=== 提供された記事 ===

初日からガチ!
阪神和田豊監督(50)が秋季キャンプ(高知・安芸)の初日から紅白戦を行うことを明言した。30日に甲子園で秋季練習を打ち上げ。明日1日から始まるキャンプでは第2クールまでに4試合の紅白戦を実施し、若虎サバイバルを徹底的に演出する。ドラフトで指名した藤浪晋太郎投手(18)、北條史也内野手(18)らイキのいい新顔に負けていられない。戦いの秋が始まる。
生き残るのは誰だ?
逆襲に燃える和田監督が秋季キャンプの初日からバトルを仕掛けた。11月1日から高知・安芸で紅白戦を実施。いきなり若虎サバイバルのゴングが鳴る。「初日から行くよ!
体も仕上がっているし、すぐにできるだろう」。秋の陣では、実戦形式を序盤から取り入れることを宣言していたが、助走期間はなかった。

=== 与えられた記録 ===

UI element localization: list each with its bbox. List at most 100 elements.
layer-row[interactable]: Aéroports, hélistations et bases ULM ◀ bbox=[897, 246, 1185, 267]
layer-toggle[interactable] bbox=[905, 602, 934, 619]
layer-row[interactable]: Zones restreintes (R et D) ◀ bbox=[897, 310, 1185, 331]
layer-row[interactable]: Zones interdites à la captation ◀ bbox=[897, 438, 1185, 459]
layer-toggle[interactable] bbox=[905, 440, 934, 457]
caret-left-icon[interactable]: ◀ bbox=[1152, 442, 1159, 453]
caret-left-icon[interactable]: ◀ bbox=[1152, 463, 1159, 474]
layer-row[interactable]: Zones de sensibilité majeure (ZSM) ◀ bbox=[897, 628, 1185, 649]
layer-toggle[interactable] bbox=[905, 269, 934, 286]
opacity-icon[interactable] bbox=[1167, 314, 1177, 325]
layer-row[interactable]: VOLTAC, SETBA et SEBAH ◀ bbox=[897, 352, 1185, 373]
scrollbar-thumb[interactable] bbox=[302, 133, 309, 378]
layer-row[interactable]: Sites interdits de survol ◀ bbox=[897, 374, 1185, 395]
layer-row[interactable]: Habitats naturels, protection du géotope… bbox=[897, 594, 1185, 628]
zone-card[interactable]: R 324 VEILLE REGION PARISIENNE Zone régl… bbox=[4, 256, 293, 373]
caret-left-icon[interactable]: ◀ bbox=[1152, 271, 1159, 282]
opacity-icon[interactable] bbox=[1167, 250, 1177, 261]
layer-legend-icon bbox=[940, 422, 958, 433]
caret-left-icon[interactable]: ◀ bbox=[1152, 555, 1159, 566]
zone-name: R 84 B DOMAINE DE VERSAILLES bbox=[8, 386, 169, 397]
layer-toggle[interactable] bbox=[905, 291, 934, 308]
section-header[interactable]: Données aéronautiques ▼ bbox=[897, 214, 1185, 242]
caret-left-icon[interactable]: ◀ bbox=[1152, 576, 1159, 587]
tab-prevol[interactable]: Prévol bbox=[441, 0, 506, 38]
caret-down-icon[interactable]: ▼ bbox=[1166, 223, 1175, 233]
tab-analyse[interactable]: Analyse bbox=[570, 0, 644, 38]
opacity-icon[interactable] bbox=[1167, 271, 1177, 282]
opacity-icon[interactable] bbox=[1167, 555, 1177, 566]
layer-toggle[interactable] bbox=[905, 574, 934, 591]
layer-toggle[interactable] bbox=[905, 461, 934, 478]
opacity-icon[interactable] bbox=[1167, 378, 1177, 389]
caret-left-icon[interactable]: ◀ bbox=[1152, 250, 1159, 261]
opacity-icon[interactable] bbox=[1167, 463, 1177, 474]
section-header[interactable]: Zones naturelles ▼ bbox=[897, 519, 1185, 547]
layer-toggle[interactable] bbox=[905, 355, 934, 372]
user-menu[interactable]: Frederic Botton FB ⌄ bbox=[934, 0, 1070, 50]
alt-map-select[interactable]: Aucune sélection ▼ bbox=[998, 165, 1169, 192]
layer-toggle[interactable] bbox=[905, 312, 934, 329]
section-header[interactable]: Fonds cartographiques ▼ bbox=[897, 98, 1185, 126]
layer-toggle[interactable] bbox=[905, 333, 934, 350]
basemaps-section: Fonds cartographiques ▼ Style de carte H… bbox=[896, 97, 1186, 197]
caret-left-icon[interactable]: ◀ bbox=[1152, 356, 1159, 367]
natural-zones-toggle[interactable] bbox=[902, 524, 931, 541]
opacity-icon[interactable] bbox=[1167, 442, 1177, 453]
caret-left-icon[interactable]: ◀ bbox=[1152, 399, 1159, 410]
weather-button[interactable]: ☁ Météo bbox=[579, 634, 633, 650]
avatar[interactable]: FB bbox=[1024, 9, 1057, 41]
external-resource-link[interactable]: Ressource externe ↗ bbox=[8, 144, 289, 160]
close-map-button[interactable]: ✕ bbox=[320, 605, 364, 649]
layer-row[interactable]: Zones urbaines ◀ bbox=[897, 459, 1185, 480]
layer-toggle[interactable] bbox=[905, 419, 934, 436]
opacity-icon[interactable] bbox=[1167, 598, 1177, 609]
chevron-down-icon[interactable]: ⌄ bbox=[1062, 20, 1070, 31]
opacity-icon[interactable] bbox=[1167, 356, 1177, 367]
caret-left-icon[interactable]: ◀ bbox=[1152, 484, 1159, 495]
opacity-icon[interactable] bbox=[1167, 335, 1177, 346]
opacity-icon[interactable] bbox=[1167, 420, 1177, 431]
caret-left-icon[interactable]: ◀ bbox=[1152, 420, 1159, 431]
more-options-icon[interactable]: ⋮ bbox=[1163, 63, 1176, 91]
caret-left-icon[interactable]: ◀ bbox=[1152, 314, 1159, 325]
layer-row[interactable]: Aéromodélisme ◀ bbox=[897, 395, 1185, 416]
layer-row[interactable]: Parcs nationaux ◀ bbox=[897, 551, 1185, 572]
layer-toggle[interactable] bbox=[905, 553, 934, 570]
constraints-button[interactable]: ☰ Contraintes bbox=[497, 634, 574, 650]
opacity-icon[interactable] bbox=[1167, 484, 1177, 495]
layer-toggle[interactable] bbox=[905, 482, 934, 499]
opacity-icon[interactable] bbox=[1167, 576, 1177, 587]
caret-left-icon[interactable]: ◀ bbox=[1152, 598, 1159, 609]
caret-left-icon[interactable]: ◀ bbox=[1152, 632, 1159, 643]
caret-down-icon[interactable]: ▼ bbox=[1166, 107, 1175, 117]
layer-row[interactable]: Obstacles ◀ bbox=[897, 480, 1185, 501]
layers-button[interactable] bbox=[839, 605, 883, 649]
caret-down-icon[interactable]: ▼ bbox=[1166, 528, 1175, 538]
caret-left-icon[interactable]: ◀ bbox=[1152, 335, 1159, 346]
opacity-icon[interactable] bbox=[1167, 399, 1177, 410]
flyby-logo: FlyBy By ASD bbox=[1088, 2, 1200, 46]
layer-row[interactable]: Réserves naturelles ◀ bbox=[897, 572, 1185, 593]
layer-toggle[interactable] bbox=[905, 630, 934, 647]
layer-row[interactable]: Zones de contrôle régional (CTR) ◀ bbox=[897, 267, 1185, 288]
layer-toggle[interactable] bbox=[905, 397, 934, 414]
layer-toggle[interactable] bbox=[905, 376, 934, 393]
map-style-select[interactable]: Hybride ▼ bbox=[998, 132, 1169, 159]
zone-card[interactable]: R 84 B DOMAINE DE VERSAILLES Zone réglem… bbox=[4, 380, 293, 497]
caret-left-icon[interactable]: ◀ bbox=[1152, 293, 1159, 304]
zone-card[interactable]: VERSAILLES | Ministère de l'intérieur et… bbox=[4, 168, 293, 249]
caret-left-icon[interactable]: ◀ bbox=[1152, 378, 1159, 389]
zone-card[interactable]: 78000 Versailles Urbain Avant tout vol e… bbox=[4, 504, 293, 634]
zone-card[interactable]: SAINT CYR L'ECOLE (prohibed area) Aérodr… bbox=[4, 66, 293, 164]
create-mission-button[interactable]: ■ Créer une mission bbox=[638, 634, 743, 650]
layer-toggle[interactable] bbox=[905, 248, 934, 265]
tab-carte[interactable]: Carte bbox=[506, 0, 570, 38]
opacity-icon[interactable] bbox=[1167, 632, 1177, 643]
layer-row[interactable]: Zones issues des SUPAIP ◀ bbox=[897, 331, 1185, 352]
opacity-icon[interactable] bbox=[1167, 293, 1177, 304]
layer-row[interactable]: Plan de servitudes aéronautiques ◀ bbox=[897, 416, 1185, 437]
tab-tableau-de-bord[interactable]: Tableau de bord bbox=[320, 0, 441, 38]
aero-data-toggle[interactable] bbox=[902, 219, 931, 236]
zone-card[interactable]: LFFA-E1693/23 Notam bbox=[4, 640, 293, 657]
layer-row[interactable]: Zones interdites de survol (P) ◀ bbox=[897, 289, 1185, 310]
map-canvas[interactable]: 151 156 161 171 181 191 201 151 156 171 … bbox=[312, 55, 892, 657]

===

情報の活用:
[1] 阪神秋季キャンプの記事に名前が出てくる人物をすべて挙げてください。
[2] 阪神秋季キャンプの記事によると、第2クールまでに紅白戦を何試合行いますか。
[3] 阪神秋季キャンプの記事を、最後の文に続けて書き継いでください。
記録は記事とは別の資料です。

演習の結果:
[1] 和田豊、藤浪晋太郎、北條史也

[2] 4試合です。

[3]
5位低迷から脱するために、2年目を迎える和田内閣は大幅に改造した。新任コーチが多く、若手の実力をチェックするため、第2クールまでに4試合の紅白戦を行う。その結果と内容次第では、居残り練習に取り組む鳴尾浜に強制送還という厳しい措置が取られる方針だ。春季キャンプの1軍同行を懸けた場でもあるため、若手にとっては、脱落すれば、死活問題になる。
この日はフェニックス・リーグから帰阪した平田2軍監督が甲子園を訪れた。現状報告を受けた和田監督は「投手がおもしろいと聞いたから、紅白戦で見たいね」と声を弾ませた。投手では、秋山VS岩本の先発ローテーション争い。ストッパー候補に名乗りを上げた高卒ルーキー松田VS復活をかける久保田のブルペン争い。外野手は伊藤隼、中谷、一二三らで大混戦に発展する可能性がある。7イニング制の限られた中で、アピール合戦に注目だ。
若虎にとって、敵は秋季キャンプメンバーだけではない。25日のドラフト会議で、4球団競合の末に大阪桐蔭・藤浪を1位指名。光星学院・北條とともに甲子園を沸かせた投打のスターをダブル指名した。3位以下では投手、野手ともに即戦力を確保。1年目からルーキーが大躍進する可能性があり、現有メンバーも油断できない。キャンプ初日から視察予定の中村GMは言った。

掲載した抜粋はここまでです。